Problem C.Storage Keepers

Background

Randy Company has N (1<=N<=100) storages. Company wants some men to keep them safe. Now there are M (1<=M<=30) men asking for the job. Company will choose several from them. Randy Company employs men following these rules:

1. Each keeper has a number Pi (1<=Pi<=1000) , which stands for their ability.

2. All storages are the same as each other.

3. A storage can only be lookd after by one keeper. But a keeper can look after several storages. If a keeper’s ability number is Pi, and he looks after K storages, each storage that he looks after has a safe number Uj=Pi div K.(Note: Uj, Pi and K are all integers). The storage which is looked after by nobody will get a number 0.

4. If all the storages is at least given to a man, company will get a safe line L=min Uj

5. Every month Randy Company will give each employed keeper a wage according to his ability number. That means, if a keeper’s ability number is Pi, he will get Pi dollars every month. The total money company will pay the keepers every month is Y dollars.

Now Randy Company gives you a list that contains all information about N,M,P, your task is give company a best choice of the keepers to make the company pay the least money under the condition that the safe line L is the highest.

Input

The input file contains several scenarios. Each of them consists of 2 lines:

The first line consists of two numbers (N and M), the second line consists of M numbers, meaning Pi (I=1..M). There is only one space between two border numbers.

The input file is ended with N=0 and M=0.

Output

For each scenario, print a line containing two numbers L(max) and Y(min). There should be a space between them.

• **任务说明**: 请把上面这道仓库看守编程题中从“The first line”到“space between them.”的部分一字不差地重新写出来。

页面元素标注:
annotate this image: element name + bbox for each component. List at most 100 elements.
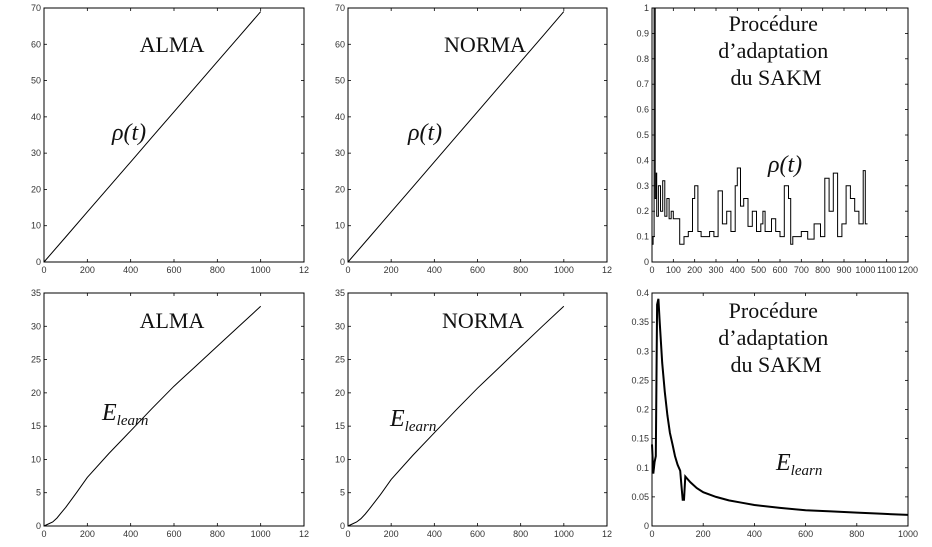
y-tick-label: 5	[340, 488, 345, 498]
x-tick-label: 200	[687, 265, 702, 275]
y-tick-label: 1	[644, 3, 649, 13]
x-tick-label: 400	[427, 265, 442, 275]
series-line	[652, 7, 868, 245]
panel-title-line: d’adaptation	[718, 325, 828, 350]
x-tick-label: 200	[80, 529, 95, 539]
y-tick-label: 0.3	[636, 181, 649, 191]
y-tick-label: 30	[31, 148, 41, 158]
y-tick-label: 0.8	[636, 54, 649, 64]
x-tick-label: 400	[427, 529, 442, 539]
x-tick-label: 700	[794, 265, 809, 275]
x-tick-label: 0	[649, 265, 654, 275]
y-tick-label: 30	[335, 148, 345, 158]
y-tick-label: 0	[644, 257, 649, 267]
y-tick-label: 0.4	[636, 155, 649, 165]
plot-frame	[43, 292, 305, 527]
y-tick-label: 0.9	[636, 28, 649, 38]
y-tick-label: 15	[31, 421, 41, 431]
y-tick-label: 70	[31, 3, 41, 13]
x-tick-label: 600	[470, 265, 485, 275]
x-tick-label: 0	[41, 529, 46, 539]
y-tick-label: 0.2	[636, 405, 649, 415]
series-label-rho: ρ(t)	[111, 120, 146, 146]
panel-title: NORMA	[444, 32, 526, 57]
y-tick-label: 20	[31, 388, 41, 398]
y-tick-label: 0.4	[636, 288, 649, 298]
plot-area: 0 200 400 600 800 1000 12 0 10 20 30 40 50 60 70	[31, 3, 309, 275]
y-tick-label: 0	[644, 521, 649, 531]
y-tick-label: 35	[31, 288, 41, 298]
y-tick-label: 0	[340, 521, 345, 531]
panel-top-right: 0 100 200 300 400 500 600 700 800 900 1000 1100 1200…	[636, 3, 918, 275]
x-tick-label: 200	[80, 265, 95, 275]
y-tick-label: 30	[31, 321, 41, 331]
series-line	[347, 305, 565, 527]
panel-title: ALMA	[140, 308, 205, 333]
y-tick-label: 70	[335, 3, 345, 13]
x-tick-label: 800	[513, 529, 528, 539]
y-tick-label: 30	[335, 321, 345, 331]
series-line	[651, 298, 909, 516]
x-tick-label: 1000	[898, 529, 918, 539]
y-tick-label: 25	[335, 355, 345, 365]
y-tick-label: 0.7	[636, 79, 649, 89]
x-tick-label: 800	[513, 265, 528, 275]
series-line	[43, 11, 262, 263]
plot-area: 0 100 200 300 400 500 600 700 800 900 1000 1100 1200…	[636, 3, 918, 275]
y-tick-label: 0	[340, 257, 345, 267]
y-tick-label: 0.6	[636, 105, 649, 115]
series-label-elearn: Elearn	[101, 400, 148, 429]
x-tick-label: 600	[166, 529, 181, 539]
x-tick-label: 200	[384, 265, 399, 275]
y-tick-label: 50	[31, 76, 41, 86]
y-tick-label: 10	[31, 221, 41, 231]
x-tick-label: 500	[751, 265, 766, 275]
x-tick-label: 200	[696, 529, 711, 539]
y-tick-label: 0.05	[631, 492, 649, 502]
y-tick-label: 40	[31, 112, 41, 122]
series-label-elearn: Elearn	[389, 406, 436, 435]
plot-area: 0 200 400 600 800 1000 0 0.05 0.1 0.15 0.2 0.25 0.3 0…	[631, 288, 918, 539]
y-tick-label: 0.35	[631, 317, 649, 327]
y-tick-label: 20	[335, 184, 345, 194]
x-tick-label: 800	[849, 529, 864, 539]
y-tick-label: 10	[335, 221, 345, 231]
y-tick-label: 25	[31, 355, 41, 365]
y-tick-label: 60	[335, 39, 345, 49]
x-tick-label: 800	[210, 265, 225, 275]
panel-title-line: d’adaptation	[718, 38, 828, 63]
x-tick-label: 1000	[554, 265, 574, 275]
panel-bottom-left: 0 200 400 600 800 1000 12 0 5 10 15 20 25 30 35 ALMA E…	[31, 288, 309, 539]
x-tick-label: 1200	[898, 265, 918, 275]
y-tick-label: 0.15	[631, 434, 649, 444]
series-label-rho: ρ(t)	[407, 120, 442, 146]
y-tick-label: 10	[31, 454, 41, 464]
y-tick-label: 20	[31, 184, 41, 194]
x-tick-label: 1000	[251, 529, 271, 539]
series-label-rho: ρ(t)	[767, 152, 802, 178]
y-tick-label: 20	[335, 388, 345, 398]
x-tick-label: 900	[836, 265, 851, 275]
panel-title: ALMA	[140, 32, 205, 57]
y-tick-label: 0.5	[636, 130, 649, 140]
y-tick-label: 60	[31, 39, 41, 49]
plot-area: 0 200 400 600 800 1000 12 0 5 10 15 20 25 30 35	[31, 288, 309, 539]
y-tick-label: 5	[36, 488, 41, 498]
x-tick-label: 400	[747, 529, 762, 539]
panel-title: Procédure d’adaptation du SAKM	[718, 298, 833, 377]
series-label-subscript: learn	[791, 463, 823, 479]
y-tick-label: 0.1	[636, 232, 649, 242]
y-tick-label: 15	[335, 421, 345, 431]
series-line	[43, 305, 262, 527]
x-tick-label: 12	[299, 529, 309, 539]
x-tick-label: 600	[470, 529, 485, 539]
y-tick-label: 0.1	[636, 463, 649, 473]
series-label-elearn: Elearn	[775, 450, 822, 479]
x-tick-label: 1000	[554, 529, 574, 539]
plot-area: 0 200 400 600 800 1000 12 0 10 20 30 40 50 60 70	[335, 3, 612, 275]
x-tick-label: 12	[299, 265, 309, 275]
y-tick-label: 10	[335, 454, 345, 464]
x-tick-label: 12	[602, 265, 612, 275]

• **参考解答**:
The first line consists of two numbers (N and M), the second line consists of M numbers, meaning Pi (I=1..M). There is only one space between two border numbers.

The input file is ended with N=0 and M=0.

Output

For each scenario, print a line containing two numbers L(max) and Y(min). There should be a space between them.